→ EXTRACT TO READ:
/---

AI adoption among legal professionals has more than doubled in one year. As of March 2026, 69% of legal professionals report using generative AI tools for work, up from 31% in 2025. Firm-wide implementation lags behind individual adoption at 46%, though firms with more than 20 lawyers reach 58%.

Organisation-wide AI usage across professional services hit 40% in 2026, up from 22% the year before. Legal is no longer a laggard — it’s moving at the same pace as the rest of the professional services economy.

What lawyers use AI for

The most common applications are drafting correspondence (58%), general research (58%), brainstorming (54%), and document summarisation (47%). Legal research using AI-driven analytics sits at 35%.

Nearly one-third of legal professionals use generative AI daily. Another 31% use it several times a week. Among firm lawyers specifically, 47% report using AI at least three times per week.

A notable shift: only 40% of legal professionals use legal-specific AI solutions, down from 58% in 2024. The gap is being filled by general-purpose tools — ChatGPT, Claude, Gemini, Perplexity — which are faster to adopt and often free to start.

Time and productivity

62% of legal professionals report saving 6–20% of their weekly time due to AI. For those saving five hours per week, that equates to 32.5 full working days reclaimed each year.

The gains are not evenly distributed. In one documented case, AI reduced the time for associates to draft complaint responses from 16 hours to 3–4 minutes. But 90% of firms interviewed by Harvard researchers report that total hours worked remain stable — lawyers reallocate time toward higher-value strategic work rather than reducing output.

32% of legal professionals attribute an 11–20% increase in revenue directly to AI adoption. Firms with a visible AI strategy are 3.9× more likely to see ROI compared to those with ad-hoc approaches.

The trust gap

Adoption is high. Trust is not. 75% of lawyers cite accuracy as their primary concern about AI, and the data supports their caution.

General-purpose LLMs hallucinate 58–88% of the time in legal contexts. Legal-specific tools using retrieval-augmented generation (RAG) reduce that to 15–34%, but the gap remains significant. Even the best-performing tools achieve accuracy rates of approximately 78–81%.

By 2025, researchers documented over 200 instances of AI-generated fabricated citations reaching courts, leading to at least 66 sanctions. Models often express high confidence in fabricated outputs, meaning tone is not a reliable indicator of accuracy.

Only 18% of professional services organisations track AI ROI. The gap between enthusiasm and evidence is the defining tension in legal AI today.

By jurisdiction

United Kingdom

89% of legal professionals in the UK and Ireland report using AI tools. But only 27% of firms have embedded AI widely across their organisations. Integration into existing workflows is the leading barrier for 37% of professionals.

Fixed-fee billing is now the dominant model (53%), while hourly billing has declined to 32%. Top 100 firms expect AI to reduce chargeable hours by approximately 16%. 17% of firms still lack a formal AI policy.

Australia

Over two-thirds of Australian legal practitioners use or plan to use generative AI. Confidence in AI use has reached 90%, up from 75% in 2023/24.

\---

→ TASKS FOR THIS EXERCISE:
A. Decide whether each statement agrees with the legal AI passage: (i) in the UK, hourly billing has fallen to 32%; (ii) use of legal-specific AI solutions has grown since 2024; (iii) most firms interviewed by Harvard researchers said total hours worked went down. Answer yes or no for each, quoting the words that settle it.
B. Render this sentence from the legal AI passage in Spanish: "Models often express high confidence in fabricated outputs, meaning tone is not a reliable indicator of accuracy."
C. Please resume the legal AI passage, starting after its final sentence about Australian practitioners' confidence in AI use.
The records have no connection to the legal AI passage.

→ MATERIAL SHOWN:
/---

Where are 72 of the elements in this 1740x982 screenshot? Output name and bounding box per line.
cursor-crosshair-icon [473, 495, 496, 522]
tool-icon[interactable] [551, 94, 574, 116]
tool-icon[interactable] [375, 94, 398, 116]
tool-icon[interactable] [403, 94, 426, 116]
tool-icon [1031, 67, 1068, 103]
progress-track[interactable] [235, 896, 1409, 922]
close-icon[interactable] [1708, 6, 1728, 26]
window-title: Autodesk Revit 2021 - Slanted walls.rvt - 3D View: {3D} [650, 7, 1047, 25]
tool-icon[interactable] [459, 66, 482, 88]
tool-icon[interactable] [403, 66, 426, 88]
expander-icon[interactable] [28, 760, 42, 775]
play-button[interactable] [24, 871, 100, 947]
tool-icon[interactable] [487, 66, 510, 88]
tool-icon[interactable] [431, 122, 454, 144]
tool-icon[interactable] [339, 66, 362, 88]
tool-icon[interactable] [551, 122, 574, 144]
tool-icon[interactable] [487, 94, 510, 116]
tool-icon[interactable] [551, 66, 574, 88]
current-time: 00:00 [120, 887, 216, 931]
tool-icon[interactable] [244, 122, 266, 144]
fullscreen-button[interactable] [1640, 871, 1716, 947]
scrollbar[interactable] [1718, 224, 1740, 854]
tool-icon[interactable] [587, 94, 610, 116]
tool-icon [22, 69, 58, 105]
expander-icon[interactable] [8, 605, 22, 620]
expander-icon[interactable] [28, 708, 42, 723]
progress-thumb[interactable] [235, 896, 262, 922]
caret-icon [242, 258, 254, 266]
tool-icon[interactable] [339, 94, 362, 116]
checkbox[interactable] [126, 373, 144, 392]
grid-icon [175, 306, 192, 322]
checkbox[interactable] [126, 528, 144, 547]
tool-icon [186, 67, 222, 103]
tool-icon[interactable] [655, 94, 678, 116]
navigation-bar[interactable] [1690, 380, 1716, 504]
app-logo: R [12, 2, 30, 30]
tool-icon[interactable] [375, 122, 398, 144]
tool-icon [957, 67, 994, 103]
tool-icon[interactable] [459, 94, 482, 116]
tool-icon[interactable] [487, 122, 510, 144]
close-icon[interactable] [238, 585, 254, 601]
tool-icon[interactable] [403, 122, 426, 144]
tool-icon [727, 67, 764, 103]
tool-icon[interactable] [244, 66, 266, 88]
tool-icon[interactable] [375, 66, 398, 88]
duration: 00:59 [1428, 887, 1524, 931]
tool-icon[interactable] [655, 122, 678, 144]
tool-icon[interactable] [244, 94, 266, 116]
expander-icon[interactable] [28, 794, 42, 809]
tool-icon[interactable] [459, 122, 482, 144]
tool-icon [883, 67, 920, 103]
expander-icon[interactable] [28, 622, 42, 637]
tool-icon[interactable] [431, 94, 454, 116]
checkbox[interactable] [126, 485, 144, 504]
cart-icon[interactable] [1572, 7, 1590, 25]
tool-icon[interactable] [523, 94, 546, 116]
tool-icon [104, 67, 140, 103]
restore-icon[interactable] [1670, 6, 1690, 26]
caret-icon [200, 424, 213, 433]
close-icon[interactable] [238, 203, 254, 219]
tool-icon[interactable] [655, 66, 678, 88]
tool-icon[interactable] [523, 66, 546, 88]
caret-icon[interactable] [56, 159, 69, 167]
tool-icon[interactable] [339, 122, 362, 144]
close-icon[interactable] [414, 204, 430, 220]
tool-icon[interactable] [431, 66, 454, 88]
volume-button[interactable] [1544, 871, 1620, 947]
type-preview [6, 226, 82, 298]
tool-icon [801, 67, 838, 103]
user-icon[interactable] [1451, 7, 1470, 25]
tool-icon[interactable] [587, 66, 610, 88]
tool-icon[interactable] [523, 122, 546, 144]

\---

→ ANSWERS PROVIDED:
A.
(i) Yes: "hourly billing has declined to 32%"
(ii) No: "only 40% of legal professionals use legal-specific AI solutions, down from 58% in 2024"
(iii) No: "90% of firms interviewed by Harvard researchers report that total hours worked remain stable"

B. Los modelos suelen expresar una gran confianza en resultados inventados, lo que significa que el tono no es un indicador fiable de la precisión.

C.
Adoption patterns vary by firm size: small firms adopt for agility, mid-sized firms for growth, and large firms for scale and risk management. Top concerns remain hallucinations (39%), data confidentiality (36%), and accidental bias (33%).

The tool landscape

Law firms are adopting a portfolio approach, deploying multiple specialised tools rather than a single vendor. Large firms report an average of 18 live AI tools. 72% have built internal chatbots via API; only 16% have commissioned custom LLMs.

The market segments clearly by firm size. Enterprise and BigLaw lean toward Harvey AI for contract analysis and due diligence, alongside Westlaw Precision AI for litigation. Mid-size firms favour Lexis+ AI and CoCounsel. Solo and small firms rely on CoCounsel, Clio Manage AI, and Spellbook for contract drafting.

82% of legal professionals plan to increase their use of AI over the next 12 months. The question is no longer whether firms will adopt AI, but whether they will do it with a strategy or by accident.

Methodology

The Donna Legal AI Index aggregates data from the industry’s most credible public surveys and reports. We do not generate primary data. Instead, we collect, cross-reference, and synthesise findings from multiple sources to provide a coherent picture of AI adoption in legal.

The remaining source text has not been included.